### SET PROBLEM
Return the lines where the word "Advances" occurs.

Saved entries
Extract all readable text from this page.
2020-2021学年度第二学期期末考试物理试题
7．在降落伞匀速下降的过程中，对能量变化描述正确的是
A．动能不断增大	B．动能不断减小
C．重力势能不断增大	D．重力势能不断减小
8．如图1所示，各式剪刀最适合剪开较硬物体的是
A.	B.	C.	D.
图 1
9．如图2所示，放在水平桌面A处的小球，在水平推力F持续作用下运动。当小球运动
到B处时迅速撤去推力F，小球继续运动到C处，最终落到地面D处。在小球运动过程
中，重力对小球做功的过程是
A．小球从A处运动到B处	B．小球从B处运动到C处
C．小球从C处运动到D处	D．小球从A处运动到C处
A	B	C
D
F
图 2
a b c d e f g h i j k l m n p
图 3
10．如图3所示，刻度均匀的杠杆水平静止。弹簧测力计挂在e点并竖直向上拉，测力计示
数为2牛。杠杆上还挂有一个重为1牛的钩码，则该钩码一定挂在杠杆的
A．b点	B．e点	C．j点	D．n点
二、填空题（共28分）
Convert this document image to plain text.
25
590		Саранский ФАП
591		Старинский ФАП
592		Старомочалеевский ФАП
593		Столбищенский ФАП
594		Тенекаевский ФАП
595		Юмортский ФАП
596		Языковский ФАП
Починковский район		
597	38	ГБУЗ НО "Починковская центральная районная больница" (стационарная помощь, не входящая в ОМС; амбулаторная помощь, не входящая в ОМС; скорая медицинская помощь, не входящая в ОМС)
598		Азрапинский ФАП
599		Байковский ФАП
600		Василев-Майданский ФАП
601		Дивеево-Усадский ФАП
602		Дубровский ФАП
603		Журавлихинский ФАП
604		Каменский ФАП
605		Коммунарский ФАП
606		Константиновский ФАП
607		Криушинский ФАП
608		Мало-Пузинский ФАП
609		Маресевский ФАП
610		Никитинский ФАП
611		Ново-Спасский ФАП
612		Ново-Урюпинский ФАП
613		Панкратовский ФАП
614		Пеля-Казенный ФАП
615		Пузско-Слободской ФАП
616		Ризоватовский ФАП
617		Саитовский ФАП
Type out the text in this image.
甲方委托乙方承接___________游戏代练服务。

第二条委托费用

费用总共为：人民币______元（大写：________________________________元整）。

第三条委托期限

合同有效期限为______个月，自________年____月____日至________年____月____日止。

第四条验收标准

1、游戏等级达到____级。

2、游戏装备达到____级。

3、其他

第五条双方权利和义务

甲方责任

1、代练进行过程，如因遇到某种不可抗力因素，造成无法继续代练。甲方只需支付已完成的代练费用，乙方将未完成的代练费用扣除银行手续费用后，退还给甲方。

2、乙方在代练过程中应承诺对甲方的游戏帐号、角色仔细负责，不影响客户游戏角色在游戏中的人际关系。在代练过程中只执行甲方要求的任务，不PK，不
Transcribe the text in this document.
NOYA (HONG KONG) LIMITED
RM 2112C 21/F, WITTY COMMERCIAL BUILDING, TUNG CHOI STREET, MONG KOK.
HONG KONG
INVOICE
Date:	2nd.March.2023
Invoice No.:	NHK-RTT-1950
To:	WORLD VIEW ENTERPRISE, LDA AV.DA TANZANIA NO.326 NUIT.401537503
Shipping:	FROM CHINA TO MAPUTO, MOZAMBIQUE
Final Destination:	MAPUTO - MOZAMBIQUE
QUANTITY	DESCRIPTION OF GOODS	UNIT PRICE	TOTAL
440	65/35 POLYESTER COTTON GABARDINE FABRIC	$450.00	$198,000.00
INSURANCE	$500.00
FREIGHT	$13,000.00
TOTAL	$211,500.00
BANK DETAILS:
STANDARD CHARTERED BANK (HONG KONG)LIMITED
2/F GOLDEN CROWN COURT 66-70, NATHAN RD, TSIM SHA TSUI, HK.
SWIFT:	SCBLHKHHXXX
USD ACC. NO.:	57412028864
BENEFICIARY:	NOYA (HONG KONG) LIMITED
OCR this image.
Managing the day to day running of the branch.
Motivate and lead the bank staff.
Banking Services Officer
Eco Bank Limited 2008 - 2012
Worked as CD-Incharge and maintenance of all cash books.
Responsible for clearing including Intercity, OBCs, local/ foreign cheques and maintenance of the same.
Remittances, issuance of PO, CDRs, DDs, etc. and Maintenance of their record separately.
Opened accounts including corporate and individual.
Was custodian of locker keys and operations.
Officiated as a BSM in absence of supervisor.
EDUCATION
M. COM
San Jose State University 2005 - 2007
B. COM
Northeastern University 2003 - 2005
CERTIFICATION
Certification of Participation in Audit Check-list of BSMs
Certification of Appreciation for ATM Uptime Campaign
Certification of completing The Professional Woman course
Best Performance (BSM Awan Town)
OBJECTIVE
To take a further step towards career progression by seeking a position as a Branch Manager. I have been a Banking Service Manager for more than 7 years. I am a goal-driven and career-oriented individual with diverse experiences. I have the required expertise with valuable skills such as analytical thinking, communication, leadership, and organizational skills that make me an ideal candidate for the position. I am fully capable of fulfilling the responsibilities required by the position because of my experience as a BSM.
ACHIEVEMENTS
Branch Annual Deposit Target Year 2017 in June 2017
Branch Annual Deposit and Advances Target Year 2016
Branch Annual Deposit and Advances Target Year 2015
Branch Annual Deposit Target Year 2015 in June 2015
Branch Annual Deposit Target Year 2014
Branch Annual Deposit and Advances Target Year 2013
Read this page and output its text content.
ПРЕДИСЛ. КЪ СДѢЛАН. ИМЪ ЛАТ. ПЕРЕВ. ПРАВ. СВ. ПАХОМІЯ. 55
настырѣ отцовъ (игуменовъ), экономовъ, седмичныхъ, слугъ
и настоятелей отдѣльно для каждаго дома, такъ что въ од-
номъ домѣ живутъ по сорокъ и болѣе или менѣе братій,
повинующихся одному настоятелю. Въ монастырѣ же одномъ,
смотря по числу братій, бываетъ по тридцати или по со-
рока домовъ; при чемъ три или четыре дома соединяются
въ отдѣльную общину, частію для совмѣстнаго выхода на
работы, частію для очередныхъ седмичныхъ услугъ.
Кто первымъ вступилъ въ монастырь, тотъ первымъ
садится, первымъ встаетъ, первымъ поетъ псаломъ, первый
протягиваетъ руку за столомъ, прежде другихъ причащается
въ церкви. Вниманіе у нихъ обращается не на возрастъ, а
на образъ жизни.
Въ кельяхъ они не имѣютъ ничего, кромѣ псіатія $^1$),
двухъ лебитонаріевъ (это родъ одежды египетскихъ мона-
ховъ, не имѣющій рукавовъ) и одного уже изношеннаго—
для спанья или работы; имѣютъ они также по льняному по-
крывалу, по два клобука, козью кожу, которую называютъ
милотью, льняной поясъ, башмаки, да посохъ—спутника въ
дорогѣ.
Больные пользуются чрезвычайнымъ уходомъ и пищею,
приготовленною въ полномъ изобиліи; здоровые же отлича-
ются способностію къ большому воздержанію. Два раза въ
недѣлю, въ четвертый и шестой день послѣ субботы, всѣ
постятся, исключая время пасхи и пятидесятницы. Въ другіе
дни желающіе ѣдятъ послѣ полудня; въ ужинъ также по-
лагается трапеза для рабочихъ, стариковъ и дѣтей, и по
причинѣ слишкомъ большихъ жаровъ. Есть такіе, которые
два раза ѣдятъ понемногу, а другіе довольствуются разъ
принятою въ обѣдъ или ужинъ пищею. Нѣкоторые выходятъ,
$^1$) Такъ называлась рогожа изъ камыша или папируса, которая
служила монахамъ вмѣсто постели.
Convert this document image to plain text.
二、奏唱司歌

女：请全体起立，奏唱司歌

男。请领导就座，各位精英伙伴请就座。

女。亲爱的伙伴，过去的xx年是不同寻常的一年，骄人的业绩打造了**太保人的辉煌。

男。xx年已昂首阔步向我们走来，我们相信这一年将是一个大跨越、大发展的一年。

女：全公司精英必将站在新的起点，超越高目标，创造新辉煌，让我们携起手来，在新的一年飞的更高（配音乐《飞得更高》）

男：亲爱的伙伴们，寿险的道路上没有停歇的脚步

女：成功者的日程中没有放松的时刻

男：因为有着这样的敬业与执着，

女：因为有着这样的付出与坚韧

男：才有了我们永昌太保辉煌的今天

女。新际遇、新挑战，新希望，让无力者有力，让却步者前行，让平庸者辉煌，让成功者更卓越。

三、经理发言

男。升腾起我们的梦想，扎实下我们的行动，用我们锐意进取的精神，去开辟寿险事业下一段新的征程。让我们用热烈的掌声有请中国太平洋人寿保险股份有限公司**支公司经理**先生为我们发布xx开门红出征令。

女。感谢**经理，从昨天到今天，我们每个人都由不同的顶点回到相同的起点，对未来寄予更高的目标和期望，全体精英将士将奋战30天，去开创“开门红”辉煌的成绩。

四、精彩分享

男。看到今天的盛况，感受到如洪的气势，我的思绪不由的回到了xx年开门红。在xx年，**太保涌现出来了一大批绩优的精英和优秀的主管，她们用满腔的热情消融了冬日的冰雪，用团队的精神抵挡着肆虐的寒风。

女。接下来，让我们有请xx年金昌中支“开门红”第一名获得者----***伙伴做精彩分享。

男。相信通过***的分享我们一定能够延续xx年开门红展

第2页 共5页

### SOLVED EXERCISE
Branch Annual Deposit and Advances Target Year 2016
Branch Annual Deposit and Advances Target Year 2015
Branch Annual Deposit and Advances Target Year 2013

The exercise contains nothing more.